» What you should do
Below is a listing; copy all of it exactly.

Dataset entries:
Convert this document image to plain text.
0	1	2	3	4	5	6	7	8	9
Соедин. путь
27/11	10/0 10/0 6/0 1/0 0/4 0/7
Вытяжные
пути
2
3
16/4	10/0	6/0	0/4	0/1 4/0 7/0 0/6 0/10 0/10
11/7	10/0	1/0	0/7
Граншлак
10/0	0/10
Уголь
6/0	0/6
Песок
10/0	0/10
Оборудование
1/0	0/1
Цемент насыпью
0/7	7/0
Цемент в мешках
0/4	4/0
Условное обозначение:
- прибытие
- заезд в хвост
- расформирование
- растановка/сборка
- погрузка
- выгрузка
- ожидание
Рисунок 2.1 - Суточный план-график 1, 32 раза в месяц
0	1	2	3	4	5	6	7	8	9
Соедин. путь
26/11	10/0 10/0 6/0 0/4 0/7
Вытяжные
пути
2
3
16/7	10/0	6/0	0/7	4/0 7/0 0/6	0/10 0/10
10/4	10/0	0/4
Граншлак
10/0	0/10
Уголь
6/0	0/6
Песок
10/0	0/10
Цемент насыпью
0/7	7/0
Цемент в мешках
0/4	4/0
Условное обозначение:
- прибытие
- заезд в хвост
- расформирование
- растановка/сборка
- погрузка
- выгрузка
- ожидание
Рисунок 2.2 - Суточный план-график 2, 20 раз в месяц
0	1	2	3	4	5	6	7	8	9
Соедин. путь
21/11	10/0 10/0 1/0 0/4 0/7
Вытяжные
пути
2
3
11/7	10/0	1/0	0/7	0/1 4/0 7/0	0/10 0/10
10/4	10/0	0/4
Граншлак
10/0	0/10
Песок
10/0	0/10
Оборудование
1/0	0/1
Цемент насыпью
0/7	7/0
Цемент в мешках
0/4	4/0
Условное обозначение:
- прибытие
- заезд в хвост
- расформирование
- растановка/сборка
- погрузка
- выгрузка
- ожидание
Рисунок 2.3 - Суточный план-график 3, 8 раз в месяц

» Exercise output
Convert this document image to plain text.
0	1	2	3	4	5	6	7	8	9
Соедин. путь
27/11	10/0 10/0 6/0 1/0 0/4 0/7
Вытяжные
пути
2
3
16/4	10/0	6/0	0/4	0/1 4/0 7/0 0/6 0/10 0/10
11/7	10/0	1/0	0/7
Граншлак
10/0	0/10
Уголь
6/0	0/6
Песок
10/0	0/10
Оборудование
1/0	0/1
Цемент насыпью
0/7	7/0
Цемент в мешках
0/4	4/0
Условное обозначение:
- прибытие
- заезд в хвост
- расформирование
- растановка/сборка
- погрузка
- выгрузка
- ожидание
Рисунок 2.1 - Суточный план-график 1, 32 раза в месяц
0	1	2	3	4	5	6	7	8	9
Соедин. путь
26/11	10/0 10/0 6/0 0/4 0/7
Вытяжные
пути
2
3
16/7	10/0	6/0	0/7	4/0 7/0 0/6	0/10 0/10
10/4	10/0	0/4
Граншлак
10/0	0/10
Уголь
6/0	0/6
Песок
10/0	0/10
Цемент насыпью
0/7	7/0
Цемент в мешках
0/4	4/0
Условное обозначение:
- прибытие
- заезд в хвост
- расформирование
- растановка/сборка
- погрузка
- выгрузка
- ожидание
Рисунок 2.2 - Суточный план-график 2, 20 раз в месяц
0	1	2	3	4	5	6	7	8	9
Соедин. путь
21/11	10/0 10/0 1/0 0/4 0/7
Вытяжные
пути
2
3
11/7	10/0	1/0	0/7	0/1 4/0 7/0	0/10 0/10
10/4	10/0	0/4
Граншлак
10/0	0/10
Песок
10/0	0/10
Оборудование
1/0	0/1
Цемент насыпью
0/7	7/0
Цемент в мешках
0/4	4/0
Условное обозначение:
- прибытие
- заезд в хвост
- расформирование
- растановка/сборка
- погрузка
- выгрузка
- ожидание
Рисунок 2.3 - Суточный план-график 3, 8 раз в месяц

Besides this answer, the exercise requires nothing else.